— Written instruction —
Produce an exact copy of all the records.

— Given data —
- - - -
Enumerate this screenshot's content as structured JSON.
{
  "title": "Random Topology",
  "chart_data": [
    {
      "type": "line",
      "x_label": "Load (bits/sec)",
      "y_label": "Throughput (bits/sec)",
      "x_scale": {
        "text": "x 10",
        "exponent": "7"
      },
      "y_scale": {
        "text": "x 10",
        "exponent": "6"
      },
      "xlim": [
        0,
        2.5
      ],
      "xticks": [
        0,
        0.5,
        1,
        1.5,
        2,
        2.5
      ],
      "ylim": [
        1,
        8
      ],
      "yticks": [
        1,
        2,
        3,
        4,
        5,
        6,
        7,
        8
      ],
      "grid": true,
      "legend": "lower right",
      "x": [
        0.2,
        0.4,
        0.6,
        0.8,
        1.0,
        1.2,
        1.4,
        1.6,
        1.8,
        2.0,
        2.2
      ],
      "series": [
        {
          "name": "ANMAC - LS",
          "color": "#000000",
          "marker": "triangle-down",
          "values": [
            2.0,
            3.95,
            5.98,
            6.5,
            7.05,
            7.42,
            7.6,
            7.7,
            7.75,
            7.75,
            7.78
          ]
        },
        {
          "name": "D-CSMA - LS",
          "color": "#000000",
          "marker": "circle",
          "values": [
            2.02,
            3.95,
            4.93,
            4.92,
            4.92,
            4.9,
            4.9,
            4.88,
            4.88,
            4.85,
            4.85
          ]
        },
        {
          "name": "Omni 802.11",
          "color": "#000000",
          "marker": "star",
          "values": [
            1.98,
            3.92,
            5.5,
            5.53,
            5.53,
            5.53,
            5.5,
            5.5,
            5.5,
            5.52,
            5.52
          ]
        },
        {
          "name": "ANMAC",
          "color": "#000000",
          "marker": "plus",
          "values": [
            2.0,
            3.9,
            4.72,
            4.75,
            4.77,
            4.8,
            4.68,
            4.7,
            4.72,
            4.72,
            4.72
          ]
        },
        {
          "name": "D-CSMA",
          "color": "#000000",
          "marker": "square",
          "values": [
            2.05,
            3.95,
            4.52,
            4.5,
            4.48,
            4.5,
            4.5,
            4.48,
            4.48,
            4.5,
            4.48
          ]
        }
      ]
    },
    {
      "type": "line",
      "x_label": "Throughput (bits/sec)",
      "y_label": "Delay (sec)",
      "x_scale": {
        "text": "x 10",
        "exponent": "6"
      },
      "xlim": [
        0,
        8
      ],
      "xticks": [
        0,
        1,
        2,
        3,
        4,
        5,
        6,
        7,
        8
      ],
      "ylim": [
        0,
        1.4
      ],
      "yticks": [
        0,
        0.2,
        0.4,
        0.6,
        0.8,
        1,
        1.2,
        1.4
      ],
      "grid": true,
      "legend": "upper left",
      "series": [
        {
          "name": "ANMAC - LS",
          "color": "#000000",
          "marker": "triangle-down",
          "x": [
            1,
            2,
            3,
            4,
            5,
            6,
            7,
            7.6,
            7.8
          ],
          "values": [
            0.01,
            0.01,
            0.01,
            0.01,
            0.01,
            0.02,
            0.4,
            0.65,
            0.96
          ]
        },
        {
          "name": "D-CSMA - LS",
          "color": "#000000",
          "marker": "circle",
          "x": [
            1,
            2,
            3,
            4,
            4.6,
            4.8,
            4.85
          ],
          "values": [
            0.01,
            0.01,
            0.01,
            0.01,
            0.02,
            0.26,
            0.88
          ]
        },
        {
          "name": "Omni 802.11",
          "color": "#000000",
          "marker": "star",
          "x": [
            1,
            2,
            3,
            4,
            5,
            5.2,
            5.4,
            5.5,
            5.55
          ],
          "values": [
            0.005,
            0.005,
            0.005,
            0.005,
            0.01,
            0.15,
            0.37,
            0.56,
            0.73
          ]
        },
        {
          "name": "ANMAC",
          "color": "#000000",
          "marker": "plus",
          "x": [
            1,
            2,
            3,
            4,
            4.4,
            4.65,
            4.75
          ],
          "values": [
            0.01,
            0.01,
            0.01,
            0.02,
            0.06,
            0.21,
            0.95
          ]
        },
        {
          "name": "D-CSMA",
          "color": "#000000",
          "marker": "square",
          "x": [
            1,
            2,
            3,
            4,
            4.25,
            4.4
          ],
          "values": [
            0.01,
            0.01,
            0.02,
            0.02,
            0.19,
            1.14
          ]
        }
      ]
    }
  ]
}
- - - -
— Solution for this exercise —
Enumerate this screenshot's content as structured JSON.
{
  "title": "Random Topology",
  "chart_data": [
    {
      "type": "line",
      "x_label": "Load (bits/sec)",
      "y_label": "Throughput (bits/sec)",
      "x_scale": {
        "text": "x 10",
        "exponent": "7"
      },
      "y_scale": {
        "text": "x 10",
        "exponent": "6"
      },
      "xlim": [
        0,
        2.5
      ],
      "xticks": [
        0,
        0.5,
        1,
        1.5,
        2,
        2.5
      ],
      "ylim": [
        1,
        8
      ],
      "yticks": [
        1,
        2,
        3,
        4,
        5,
        6,
        7,
        8
      ],
      "grid": true,
      "legend": "lower right",
      "x": [
        0.2,
        0.4,
        0.6,
        0.8,
        1.0,
        1.2,
        1.4,
        1.6,
        1.8,
        2.0,
        2.2
      ],
      "series": [
        {
          "name": "ANMAC - LS",
          "color": "#000000",
          "marker": "triangle-down",
          "values": [
            2.0,
            3.95,
            5.98,
            6.5,
            7.05,
            7.42,
            7.6,
            7.7,
            7.75,
            7.75,
            7.78
          ]
        },
        {
          "name": "D-CSMA - LS",
          "color": "#000000",
          "marker": "circle",
          "values": [
            2.02,
            3.95,
            4.93,
            4.92,
            4.92,
            4.9,
            4.9,
            4.88,
            4.88,
            4.85,
            4.85
          ]
        },
        {
          "name": "Omni 802.11",
          "color": "#000000",
          "marker": "star",
          "values": [
            1.98,
            3.92,
            5.5,
            5.53,
            5.53,
            5.53,
            5.5,
            5.5,
            5.5,
            5.52,
            5.52
          ]
        },
        {
          "name": "ANMAC",
          "color": "#000000",
          "marker": "plus",
          "values": [
            2.0,
            3.9,
            4.72,
            4.75,
            4.77,
            4.8,
            4.68,
            4.7,
            4.72,
            4.72,
            4.72
          ]
        },
        {
          "name": "D-CSMA",
          "color": "#000000",
          "marker": "square",
          "values": [
            2.05,
            3.95,
            4.52,
            4.5,
            4.48,
            4.5,
            4.5,
            4.48,
            4.48,
            4.5,
            4.48
          ]
        }
      ]
    },
    {
      "type": "line",
      "x_label": "Throughput (bits/sec)",
      "y_label": "Delay (sec)",
      "x_scale": {
        "text": "x 10",
        "exponent": "6"
      },
      "xlim": [
        0,
        8
      ],
      "xticks": [
        0,
        1,
        2,
        3,
        4,
        5,
        6,
        7,
        8
      ],
      "ylim": [
        0,
        1.4
      ],
      "yticks": [
        0,
        0.2,
        0.4,
        0.6,
        0.8,
        1,
        1.2,
        1.4
      ],
      "grid": true,
      "legend": "upper left",
      "series": [
        {
          "name": "ANMAC - LS",
          "color": "#000000",
          "marker": "triangle-down",
          "x": [
            1,
            2,
            3,
            4,
            5,
            6,
            7,
            7.6,
            7.8
          ],
          "values": [
            0.01,
            0.01,
            0.01,
            0.01,
            0.01,
            0.02,
            0.4,
            0.65,
            0.96
          ]
        },
        {
          "name": "D-CSMA - LS",
          "color": "#000000",
          "marker": "circle",
          "x": [
            1,
            2,
            3,
            4,
            4.6,
            4.8,
            4.85
          ],
          "values": [
            0.01,
            0.01,
            0.01,
            0.01,
            0.02,
            0.26,
            0.88
          ]
        },
        {
          "name": "Omni 802.11",
          "color": "#000000",
          "marker": "star",
          "x": [
            1,
            2,
            3,
            4,
            5,
            5.2,
            5.4,
            5.5,
            5.55
          ],
          "values": [
            0.005,
            0.005,
            0.005,
            0.005,
            0.01,
            0.15,
            0.37,
            0.56,
            0.73
          ]
        },
        {
          "name": "ANMAC",
          "color": "#000000",
          "marker": "plus",
          "x": [
            1,
            2,
            3,
            4,
            4.4,
            4.65,
            4.75
          ],
          "values": [
            0.01,
            0.01,
            0.01,
            0.02,
            0.06,
            0.21,
            0.95
          ]
        },
        {
          "name": "D-CSMA",
          "color": "#000000",
          "marker": "square",
          "x": [
            1,
            2,
            3,
            4,
            4.25,
            4.4
          ],
          "values": [
            0.01,
            0.01,
            0.02,
            0.02,
            0.19,
            1.14
          ]
        }
      ]
    }
  ]
}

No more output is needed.